*WHAT TO WORK ON:*
Restate each of the lines below word for word and drop every picture.
-- begin SUPPLIED RECORDS --
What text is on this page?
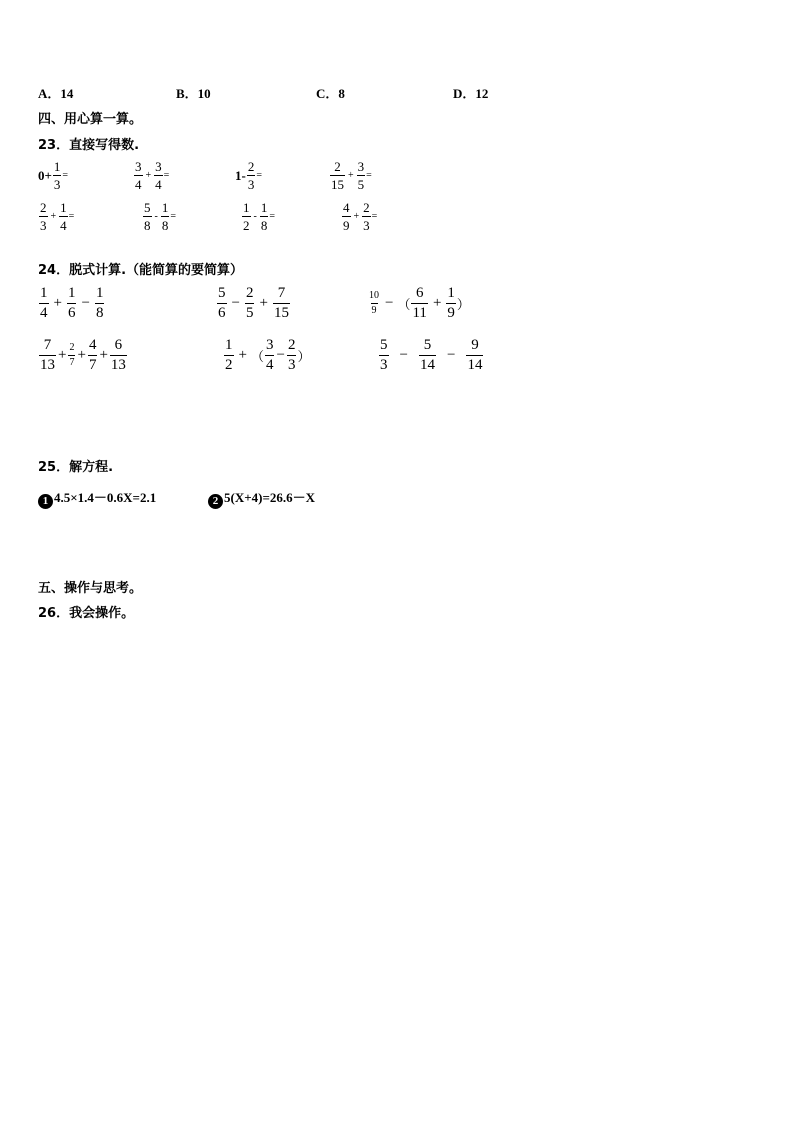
A．14	B．10	C．8	D．12
四、用心算一算。
23．直接写得数.
$0+ \frac{1}{3}$ =	$\frac{3}{4} + \frac{3}{4}$ =	$1- \frac{2}{3}$ =	$\frac{2}{15} + \frac{3}{5}$ =
$\frac{2}{3} + \frac{1}{4}$ =	$\frac{5}{8} - \frac{1}{8}$ =	$\frac{1}{2} - \frac{1}{8}$ =	$\frac{4}{9} + \frac{2}{3}$ =
24．脱式计算.（能简算的要简算）
$\frac{1}{4} + \frac{1}{6} - \frac{1}{8}$	$\frac{5}{6} - \frac{2}{5} + \frac{7}{15}$	$\frac{10}{9}$ − （ $\frac{6}{11} + \frac{1}{9}$ ）
$\frac{7}{13} + \frac{2}{7} + \frac{4}{7} + \frac{6}{13}$	$\frac{1}{2}$ + （ $\frac{3}{4} - \frac{2}{3}$ ）	$\frac{5}{3} - \frac{5}{14} - \frac{9}{14}$
25．解方程.
1 4.5×1.4－0.6X=2.1	2 5(X+4)=26.6－X
五、操作与思考。
26．我会操作。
-- end SUPPLIED RECORDS --
*RESULT OF THIS TASK:*
What text is on this page?
A．14	B．10	C．8	D．12
四、用心算一算。
23．直接写得数.
$0+ \frac{1}{3}$ =	$\frac{3}{4} + \frac{3}{4}$ =	$1- \frac{2}{3}$ =	$\frac{2}{15} + \frac{3}{5}$ =
$\frac{2}{3} + \frac{1}{4}$ =	$\frac{5}{8} - \frac{1}{8}$ =	$\frac{1}{2} - \frac{1}{8}$ =	$\frac{4}{9} + \frac{2}{3}$ =
24．脱式计算.（能简算的要简算）
$\frac{1}{4} + \frac{1}{6} - \frac{1}{8}$	$\frac{5}{6} - \frac{2}{5} + \frac{7}{15}$	$\frac{10}{9}$ − （ $\frac{6}{11} + \frac{1}{9}$ ）
$\frac{7}{13} + \frac{2}{7} + \frac{4}{7} + \frac{6}{13}$	$\frac{1}{2}$ + （ $\frac{3}{4} - \frac{2}{3}$ ）	$\frac{5}{3} - \frac{5}{14} - \frac{9}{14}$
25．解方程.
1 4.5×1.4－0.6X=2.1	2 5(X+4)=26.6－X
五、操作与思考。
26．我会操作。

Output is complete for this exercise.